▸ Task requirements
Print every entry exactly as written.

▸ Items
┄┄┄┄┄┄

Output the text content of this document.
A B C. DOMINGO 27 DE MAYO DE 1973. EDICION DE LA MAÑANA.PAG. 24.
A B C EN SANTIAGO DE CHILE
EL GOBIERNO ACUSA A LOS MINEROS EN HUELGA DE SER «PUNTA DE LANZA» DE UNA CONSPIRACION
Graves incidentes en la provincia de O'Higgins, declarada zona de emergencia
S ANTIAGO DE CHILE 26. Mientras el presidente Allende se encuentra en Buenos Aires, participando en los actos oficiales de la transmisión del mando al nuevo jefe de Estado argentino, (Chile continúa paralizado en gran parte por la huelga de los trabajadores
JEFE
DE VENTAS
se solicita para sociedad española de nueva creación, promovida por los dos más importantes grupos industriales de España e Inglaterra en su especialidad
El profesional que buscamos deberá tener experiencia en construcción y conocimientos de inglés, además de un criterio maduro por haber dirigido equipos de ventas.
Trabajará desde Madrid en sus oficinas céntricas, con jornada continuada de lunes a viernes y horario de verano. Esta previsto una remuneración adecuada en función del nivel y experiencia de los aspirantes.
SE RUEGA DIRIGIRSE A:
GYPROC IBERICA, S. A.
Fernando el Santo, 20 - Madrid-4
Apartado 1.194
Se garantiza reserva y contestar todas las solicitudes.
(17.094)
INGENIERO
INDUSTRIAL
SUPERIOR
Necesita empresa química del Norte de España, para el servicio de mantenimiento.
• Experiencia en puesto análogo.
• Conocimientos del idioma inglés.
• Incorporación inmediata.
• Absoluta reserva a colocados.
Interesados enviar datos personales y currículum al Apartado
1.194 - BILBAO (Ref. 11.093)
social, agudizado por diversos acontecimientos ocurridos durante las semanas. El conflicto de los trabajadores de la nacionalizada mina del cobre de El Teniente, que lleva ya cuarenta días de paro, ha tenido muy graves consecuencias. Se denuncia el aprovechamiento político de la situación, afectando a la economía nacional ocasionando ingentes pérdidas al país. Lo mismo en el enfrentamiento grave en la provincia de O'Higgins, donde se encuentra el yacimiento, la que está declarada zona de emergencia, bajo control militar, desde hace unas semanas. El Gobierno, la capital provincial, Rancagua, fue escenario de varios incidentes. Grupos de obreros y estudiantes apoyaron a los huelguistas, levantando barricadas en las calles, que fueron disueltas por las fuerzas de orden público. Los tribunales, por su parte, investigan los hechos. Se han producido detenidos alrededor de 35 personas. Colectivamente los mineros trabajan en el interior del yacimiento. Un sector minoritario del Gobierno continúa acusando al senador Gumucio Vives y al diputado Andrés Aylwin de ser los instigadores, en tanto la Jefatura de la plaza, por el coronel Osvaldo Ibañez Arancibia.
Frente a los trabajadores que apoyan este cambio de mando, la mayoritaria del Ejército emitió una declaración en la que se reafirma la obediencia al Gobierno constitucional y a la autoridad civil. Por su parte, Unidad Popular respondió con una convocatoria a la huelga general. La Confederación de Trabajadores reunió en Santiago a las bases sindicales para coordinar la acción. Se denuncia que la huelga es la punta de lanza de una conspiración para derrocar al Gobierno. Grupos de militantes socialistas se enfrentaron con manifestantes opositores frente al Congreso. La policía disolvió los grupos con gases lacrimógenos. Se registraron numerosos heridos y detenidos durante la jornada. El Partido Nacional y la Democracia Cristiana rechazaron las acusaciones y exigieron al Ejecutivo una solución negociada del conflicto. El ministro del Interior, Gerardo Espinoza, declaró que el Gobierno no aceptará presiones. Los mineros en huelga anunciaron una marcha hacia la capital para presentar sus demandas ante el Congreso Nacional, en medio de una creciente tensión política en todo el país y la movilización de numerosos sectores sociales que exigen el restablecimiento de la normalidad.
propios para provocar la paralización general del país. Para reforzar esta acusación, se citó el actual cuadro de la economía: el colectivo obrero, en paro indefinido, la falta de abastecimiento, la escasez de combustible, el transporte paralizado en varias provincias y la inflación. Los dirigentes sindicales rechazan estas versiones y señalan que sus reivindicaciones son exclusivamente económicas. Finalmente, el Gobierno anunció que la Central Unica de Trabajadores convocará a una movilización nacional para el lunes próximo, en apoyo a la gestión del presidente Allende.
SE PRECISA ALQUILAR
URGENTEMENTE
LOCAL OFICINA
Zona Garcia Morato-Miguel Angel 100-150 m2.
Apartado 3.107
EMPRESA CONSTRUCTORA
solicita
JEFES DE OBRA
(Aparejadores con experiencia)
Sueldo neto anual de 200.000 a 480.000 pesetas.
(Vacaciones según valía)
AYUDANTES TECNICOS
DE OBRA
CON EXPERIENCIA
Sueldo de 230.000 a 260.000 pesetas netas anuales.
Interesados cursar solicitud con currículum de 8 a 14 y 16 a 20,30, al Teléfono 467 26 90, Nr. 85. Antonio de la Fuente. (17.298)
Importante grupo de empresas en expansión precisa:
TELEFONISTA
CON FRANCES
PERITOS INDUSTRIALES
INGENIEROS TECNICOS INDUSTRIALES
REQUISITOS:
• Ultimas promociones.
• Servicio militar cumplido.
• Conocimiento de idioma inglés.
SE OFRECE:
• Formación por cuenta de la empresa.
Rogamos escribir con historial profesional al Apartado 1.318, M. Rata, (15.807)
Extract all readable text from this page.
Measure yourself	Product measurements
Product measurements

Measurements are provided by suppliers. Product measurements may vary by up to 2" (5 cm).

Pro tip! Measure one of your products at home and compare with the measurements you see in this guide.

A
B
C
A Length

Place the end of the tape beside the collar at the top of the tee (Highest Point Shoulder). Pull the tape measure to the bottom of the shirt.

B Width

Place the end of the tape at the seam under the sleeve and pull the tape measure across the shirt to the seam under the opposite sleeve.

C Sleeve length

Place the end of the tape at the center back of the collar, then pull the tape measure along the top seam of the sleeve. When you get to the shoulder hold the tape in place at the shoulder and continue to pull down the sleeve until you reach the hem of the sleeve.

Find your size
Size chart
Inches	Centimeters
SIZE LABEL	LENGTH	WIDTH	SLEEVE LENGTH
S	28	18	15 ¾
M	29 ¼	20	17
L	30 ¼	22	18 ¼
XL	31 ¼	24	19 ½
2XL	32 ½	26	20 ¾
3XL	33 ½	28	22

┄┄┄┄┄┄

▸ Reply to the exercise
Output the text content of this document.
A B C. DOMINGO 27 DE MAYO DE 1973. EDICION DE LA MAÑANA.PAG. 24.
A B C EN SANTIAGO DE CHILE
EL GOBIERNO ACUSA A LOS MINEROS EN HUELGA DE SER «PUNTA DE LANZA» DE UNA CONSPIRACION
Graves incidentes en la provincia de O'Higgins, declarada zona de emergencia
S ANTIAGO DE CHILE 26. Mientras el presidente Allende se encuentra en Buenos Aires, participando en los actos oficiales de la transmisión del mando al nuevo jefe de Estado argentino, (Chile continúa paralizado en gran parte por la huelga de los trabajadores
JEFE
DE VENTAS
se solicita para sociedad española de nueva creación, promovida por los dos más importantes grupos industriales de España e Inglaterra en su especialidad
El profesional que buscamos deberá tener experiencia en construcción y conocimientos de inglés, además de un criterio maduro por haber dirigido equipos de ventas.
Trabajará desde Madrid en sus oficinas céntricas, con jornada continuada de lunes a viernes y horario de verano. Esta previsto una remuneración adecuada en función del nivel y experiencia de los aspirantes.
SE RUEGA DIRIGIRSE A:
GYPROC IBERICA, S. A.
Fernando el Santo, 20 - Madrid-4
Apartado 1.194
Se garantiza reserva y contestar todas las solicitudes.
(17.094)
INGENIERO
INDUSTRIAL
SUPERIOR
Necesita empresa química del Norte de España, para el servicio de mantenimiento.
• Experiencia en puesto análogo.
• Conocimientos del idioma inglés.
• Incorporación inmediata.
• Absoluta reserva a colocados.
Interesados enviar datos personales y currículum al Apartado
1.194 - BILBAO (Ref. 11.093)
social, agudizado por diversos acontecimientos ocurridos durante las semanas. El conflicto de los trabajadores de la nacionalizada mina del cobre de El Teniente, que lleva ya cuarenta días de paro, ha tenido muy graves consecuencias. Se denuncia el aprovechamiento político de la situación, afectando a la economía nacional ocasionando ingentes pérdidas al país. Lo mismo en el enfrentamiento grave en la provincia de O'Higgins, donde se encuentra el yacimiento, la que está declarada zona de emergencia, bajo control militar, desde hace unas semanas. El Gobierno, la capital provincial, Rancagua, fue escenario de varios incidentes. Grupos de obreros y estudiantes apoyaron a los huelguistas, levantando barricadas en las calles, que fueron disueltas por las fuerzas de orden público. Los tribunales, por su parte, investigan los hechos. Se han producido detenidos alrededor de 35 personas. Colectivamente los mineros trabajan en el interior del yacimiento. Un sector minoritario del Gobierno continúa acusando al senador Gumucio Vives y al diputado Andrés Aylwin de ser los instigadores, en tanto la Jefatura de la plaza, por el coronel Osvaldo Ibañez Arancibia.
Frente a los trabajadores que apoyan este cambio de mando, la mayoritaria del Ejército emitió una declaración en la que se reafirma la obediencia al Gobierno constitucional y a la autoridad civil. Por su parte, Unidad Popular respondió con una convocatoria a la huelga general. La Confederación de Trabajadores reunió en Santiago a las bases sindicales para coordinar la acción. Se denuncia que la huelga es la punta de lanza de una conspiración para derrocar al Gobierno. Grupos de militantes socialistas se enfrentaron con manifestantes opositores frente al Congreso. La policía disolvió los grupos con gases lacrimógenos. Se registraron numerosos heridos y detenidos durante la jornada. El Partido Nacional y la Democracia Cristiana rechazaron las acusaciones y exigieron al Ejecutivo una solución negociada del conflicto. El ministro del Interior, Gerardo Espinoza, declaró que el Gobierno no aceptará presiones. Los mineros en huelga anunciaron una marcha hacia la capital para presentar sus demandas ante el Congreso Nacional, en medio de una creciente tensión política en todo el país y la movilización de numerosos sectores sociales que exigen el restablecimiento de la normalidad.
propios para provocar la paralización general del país. Para reforzar esta acusación, se citó el actual cuadro de la economía: el colectivo obrero, en paro indefinido, la falta de abastecimiento, la escasez de combustible, el transporte paralizado en varias provincias y la inflación. Los dirigentes sindicales rechazan estas versiones y señalan que sus reivindicaciones son exclusivamente económicas. Finalmente, el Gobierno anunció que la Central Unica de Trabajadores convocará a una movilización nacional para el lunes próximo, en apoyo a la gestión del presidente Allende.
SE PRECISA ALQUILAR
URGENTEMENTE
LOCAL OFICINA
Zona Garcia Morato-Miguel Angel 100-150 m2.
Apartado 3.107
EMPRESA CONSTRUCTORA
solicita
JEFES DE OBRA
(Aparejadores con experiencia)
Sueldo neto anual de 200.000 a 480.000 pesetas.
(Vacaciones según valía)
AYUDANTES TECNICOS
DE OBRA
CON EXPERIENCIA
Sueldo de 230.000 a 260.000 pesetas netas anuales.
Interesados cursar solicitud con currículum de 8 a 14 y 16 a 20,30, al Teléfono 467 26 90, Nr. 85. Antonio de la Fuente. (17.298)
Importante grupo de empresas en expansión precisa:
TELEFONISTA
CON FRANCES
PERITOS INDUSTRIALES
INGENIEROS TECNICOS INDUSTRIALES
REQUISITOS:
• Ultimas promociones.
• Servicio militar cumplido.
• Conocimiento de idioma inglés.
SE OFRECE:
• Formación por cuenta de la empresa.
Rogamos escribir con historial profesional al Apartado 1.318, M. Rata, (15.807)
Extract all readable text from this page.
Measure yourself	Product measurements
Product measurements

Measurements are provided by suppliers. Product measurements may vary by up to 2" (5 cm).

Pro tip! Measure one of your products at home and compare with the measurements you see in this guide.

A
B
C
A Length

Place the end of the tape beside the collar at the top of the tee (Highest Point Shoulder). Pull the tape measure to the bottom of the shirt.

B Width

Place the end of the tape at the seam under the sleeve and pull the tape measure across the shirt to the seam under the opposite sleeve.

C Sleeve length

Place the end of the tape at the center back of the collar, then pull the tape measure along the top seam of the sleeve. When you get to the shoulder hold the tape in place at the shoulder and continue to pull down the sleeve until you reach the hem of the sleeve.

Find your size
Size chart
Inches	Centimeters
SIZE LABEL	LENGTH	WIDTH	SLEEVE LENGTH
S	28	18	15 ¾
M	29 ¼	20	17
L	30 ¼	22	18 ¼
XL	31 ¼	24	19 ½
2XL	32 ½	26	20 ¾
3XL	33 ½	28	22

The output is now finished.